**WHAT YOU ARE ASKED TO DO:** Send back all the data below, exactly as given.

Collected data entries:
╭──

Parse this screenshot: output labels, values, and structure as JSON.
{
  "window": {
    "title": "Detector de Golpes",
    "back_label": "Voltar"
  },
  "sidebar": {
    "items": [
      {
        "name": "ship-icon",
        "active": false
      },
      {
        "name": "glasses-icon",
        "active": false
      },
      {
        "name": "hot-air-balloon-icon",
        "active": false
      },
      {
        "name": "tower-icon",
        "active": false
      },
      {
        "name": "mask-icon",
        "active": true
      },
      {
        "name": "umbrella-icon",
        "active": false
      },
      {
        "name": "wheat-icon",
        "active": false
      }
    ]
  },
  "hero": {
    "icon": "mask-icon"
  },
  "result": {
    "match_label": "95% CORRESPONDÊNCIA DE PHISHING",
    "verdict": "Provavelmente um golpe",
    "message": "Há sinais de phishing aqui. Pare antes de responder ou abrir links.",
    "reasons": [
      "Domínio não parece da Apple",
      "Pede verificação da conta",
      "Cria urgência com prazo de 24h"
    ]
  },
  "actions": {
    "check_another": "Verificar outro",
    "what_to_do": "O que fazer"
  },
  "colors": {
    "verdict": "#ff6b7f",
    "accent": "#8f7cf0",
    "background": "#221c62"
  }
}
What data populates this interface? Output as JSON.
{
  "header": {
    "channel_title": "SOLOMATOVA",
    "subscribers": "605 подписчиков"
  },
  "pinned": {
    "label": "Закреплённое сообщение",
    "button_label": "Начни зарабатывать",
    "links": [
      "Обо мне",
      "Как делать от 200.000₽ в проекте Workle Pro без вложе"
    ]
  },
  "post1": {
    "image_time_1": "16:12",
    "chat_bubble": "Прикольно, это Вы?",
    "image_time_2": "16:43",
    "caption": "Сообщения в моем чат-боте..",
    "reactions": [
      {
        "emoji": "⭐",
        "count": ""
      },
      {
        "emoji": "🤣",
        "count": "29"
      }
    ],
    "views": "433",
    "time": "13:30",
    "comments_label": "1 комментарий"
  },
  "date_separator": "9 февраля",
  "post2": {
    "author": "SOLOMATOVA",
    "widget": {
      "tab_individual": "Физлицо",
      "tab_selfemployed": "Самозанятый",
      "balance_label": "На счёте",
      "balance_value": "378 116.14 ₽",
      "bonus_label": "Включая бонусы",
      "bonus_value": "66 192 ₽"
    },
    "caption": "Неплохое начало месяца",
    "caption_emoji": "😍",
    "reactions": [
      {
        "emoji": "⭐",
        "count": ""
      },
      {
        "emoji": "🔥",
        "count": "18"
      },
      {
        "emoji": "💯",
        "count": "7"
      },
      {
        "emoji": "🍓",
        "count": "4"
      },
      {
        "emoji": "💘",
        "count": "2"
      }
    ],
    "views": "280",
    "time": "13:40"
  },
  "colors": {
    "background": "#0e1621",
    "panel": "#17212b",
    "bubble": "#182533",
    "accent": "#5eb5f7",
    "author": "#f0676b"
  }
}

╰──

**EXERCISE RESULT:**
Parse this screenshot: output labels, values, and structure as JSON.
{
  "window": {
    "title": "Detector de Golpes",
    "back_label": "Voltar"
  },
  "sidebar": {
    "items": [
      {
        "name": "ship-icon",
        "active": false
      },
      {
        "name": "glasses-icon",
        "active": false
      },
      {
        "name": "hot-air-balloon-icon",
        "active": false
      },
      {
        "name": "tower-icon",
        "active": false
      },
      {
        "name": "mask-icon",
        "active": true
      },
      {
        "name": "umbrella-icon",
        "active": false
      },
      {
        "name": "wheat-icon",
        "active": false
      }
    ]
  },
  "hero": {
    "icon": "mask-icon"
  },
  "result": {
    "match_label": "95% CORRESPONDÊNCIA DE PHISHING",
    "verdict": "Provavelmente um golpe",
    "message": "Há sinais de phishing aqui. Pare antes de responder ou abrir links.",
    "reasons": [
      "Domínio não parece da Apple",
      "Pede verificação da conta",
      "Cria urgência com prazo de 24h"
    ]
  },
  "actions": {
    "check_another": "Verificar outro",
    "what_to_do": "O que fazer"
  },
  "colors": {
    "verdict": "#ff6b7f",
    "accent": "#8f7cf0",
    "background": "#221c62"
  }
}
What data populates this interface? Output as JSON.
{
  "header": {
    "channel_title": "SOLOMATOVA",
    "subscribers": "605 подписчиков"
  },
  "pinned": {
    "label": "Закреплённое сообщение",
    "button_label": "Начни зарабатывать",
    "links": [
      "Обо мне",
      "Как делать от 200.000₽ в проекте Workle Pro без вложе"
    ]
  },
  "post1": {
    "image_time_1": "16:12",
    "chat_bubble": "Прикольно, это Вы?",
    "image_time_2": "16:43",
    "caption": "Сообщения в моем чат-боте..",
    "reactions": [
      {
        "emoji": "⭐",
        "count": ""
      },
      {
        "emoji": "🤣",
        "count": "29"
      }
    ],
    "views": "433",
    "time": "13:30",
    "comments_label": "1 комментарий"
  },
  "date_separator": "9 февраля",
  "post2": {
    "author": "SOLOMATOVA",
    "widget": {
      "tab_individual": "Физлицо",
      "tab_selfemployed": "Самозанятый",
      "balance_label": "На счёте",
      "balance_value": "378 116.14 ₽",
      "bonus_label": "Включая бонусы",
      "bonus_value": "66 192 ₽"
    },
    "caption": "Неплохое начало месяца",
    "caption_emoji": "😍",
    "reactions": [
      {
        "emoji": "⭐",
        "count": ""
      },
      {
        "emoji": "🔥",
        "count": "18"
      },
      {
        "emoji": "💯",
        "count": "7"
      },
      {
        "emoji": "🍓",
        "count": "4"
      },
      {
        "emoji": "💘",
        "count": "2"
      }
    ],
    "views": "280",
    "time": "13:40"
  },
  "colors": {
    "background": "#0e1621",
    "panel": "#17212b",
    "bubble": "#182533",
    "accent": "#5eb5f7",
    "author": "#f0676b"
  }
}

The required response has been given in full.